■ **Do this**: Retype the records below exactly as they appear.

■ **Supplied material**:
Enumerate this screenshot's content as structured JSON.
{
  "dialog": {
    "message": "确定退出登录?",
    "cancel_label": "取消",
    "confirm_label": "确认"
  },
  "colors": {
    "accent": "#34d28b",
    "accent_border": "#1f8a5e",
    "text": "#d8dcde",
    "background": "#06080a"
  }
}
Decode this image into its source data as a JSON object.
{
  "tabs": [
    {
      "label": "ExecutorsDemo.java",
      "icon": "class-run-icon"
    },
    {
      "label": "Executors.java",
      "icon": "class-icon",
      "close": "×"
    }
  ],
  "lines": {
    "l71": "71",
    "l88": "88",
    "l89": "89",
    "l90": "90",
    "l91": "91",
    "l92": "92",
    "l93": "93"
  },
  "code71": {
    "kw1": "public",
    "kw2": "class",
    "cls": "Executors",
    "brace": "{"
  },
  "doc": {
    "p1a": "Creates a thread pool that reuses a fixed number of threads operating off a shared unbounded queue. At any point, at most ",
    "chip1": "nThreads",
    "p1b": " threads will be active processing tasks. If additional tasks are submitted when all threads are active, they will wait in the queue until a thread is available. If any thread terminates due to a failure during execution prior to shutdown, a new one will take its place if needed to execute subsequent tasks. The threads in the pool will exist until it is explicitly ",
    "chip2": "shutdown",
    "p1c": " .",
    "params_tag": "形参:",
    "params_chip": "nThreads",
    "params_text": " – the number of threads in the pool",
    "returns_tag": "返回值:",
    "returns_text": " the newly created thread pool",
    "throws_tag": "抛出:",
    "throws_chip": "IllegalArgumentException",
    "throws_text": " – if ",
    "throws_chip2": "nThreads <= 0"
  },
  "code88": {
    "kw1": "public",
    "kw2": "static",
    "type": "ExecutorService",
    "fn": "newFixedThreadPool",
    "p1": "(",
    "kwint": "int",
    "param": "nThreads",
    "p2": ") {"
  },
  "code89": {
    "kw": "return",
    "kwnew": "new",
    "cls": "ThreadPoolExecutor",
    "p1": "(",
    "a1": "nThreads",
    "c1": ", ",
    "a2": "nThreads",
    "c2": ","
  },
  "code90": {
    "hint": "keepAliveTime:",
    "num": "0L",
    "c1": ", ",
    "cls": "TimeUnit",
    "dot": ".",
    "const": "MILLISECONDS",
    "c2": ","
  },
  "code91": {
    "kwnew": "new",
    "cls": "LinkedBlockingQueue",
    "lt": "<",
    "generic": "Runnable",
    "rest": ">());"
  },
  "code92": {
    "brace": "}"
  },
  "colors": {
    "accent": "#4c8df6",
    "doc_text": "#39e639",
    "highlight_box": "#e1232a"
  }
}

■ **Solved exercise**:
Enumerate this screenshot's content as structured JSON.
{
  "dialog": {
    "message": "确定退出登录?",
    "cancel_label": "取消",
    "confirm_label": "确认"
  },
  "colors": {
    "accent": "#34d28b",
    "accent_border": "#1f8a5e",
    "text": "#d8dcde",
    "background": "#06080a"
  }
}
Decode this image into its source data as a JSON object.
{
  "tabs": [
    {
      "label": "ExecutorsDemo.java",
      "icon": "class-run-icon"
    },
    {
      "label": "Executors.java",
      "icon": "class-icon",
      "close": "×"
    }
  ],
  "lines": {
    "l71": "71",
    "l88": "88",
    "l89": "89",
    "l90": "90",
    "l91": "91",
    "l92": "92",
    "l93": "93"
  },
  "code71": {
    "kw1": "public",
    "kw2": "class",
    "cls": "Executors",
    "brace": "{"
  },
  "doc": {
    "p1a": "Creates a thread pool that reuses a fixed number of threads operating off a shared unbounded queue. At any point, at most ",
    "chip1": "nThreads",
    "p1b": " threads will be active processing tasks. If additional tasks are submitted when all threads are active, they will wait in the queue until a thread is available. If any thread terminates due to a failure during execution prior to shutdown, a new one will take its place if needed to execute subsequent tasks. The threads in the pool will exist until it is explicitly ",
    "chip2": "shutdown",
    "p1c": " .",
    "params_tag": "形参:",
    "params_chip": "nThreads",
    "params_text": " – the number of threads in the pool",
    "returns_tag": "返回值:",
    "returns_text": " the newly created thread pool",
    "throws_tag": "抛出:",
    "throws_chip": "IllegalArgumentException",
    "throws_text": " – if ",
    "throws_chip2": "nThreads <= 0"
  },
  "code88": {
    "kw1": "public",
    "kw2": "static",
    "type": "ExecutorService",
    "fn": "newFixedThreadPool",
    "p1": "(",
    "kwint": "int",
    "param": "nThreads",
    "p2": ") {"
  },
  "code89": {
    "kw": "return",
    "kwnew": "new",
    "cls": "ThreadPoolExecutor",
    "p1": "(",
    "a1": "nThreads",
    "c1": ", ",
    "a2": "nThreads",
    "c2": ","
  },
  "code90": {
    "hint": "keepAliveTime:",
    "num": "0L",
    "c1": ", ",
    "cls": "TimeUnit",
    "dot": ".",
    "const": "MILLISECONDS",
    "c2": ","
  },
  "code91": {
    "kwnew": "new",
    "cls": "LinkedBlockingQueue",
    "lt": "<",
    "generic": "Runnable",
    "rest": ">());"
  },
  "code92": {
    "brace": "}"
  },
  "colors": {
    "accent": "#4c8df6",
    "doc_text": "#39e639",
    "highlight_box": "#e1232a"
  }
}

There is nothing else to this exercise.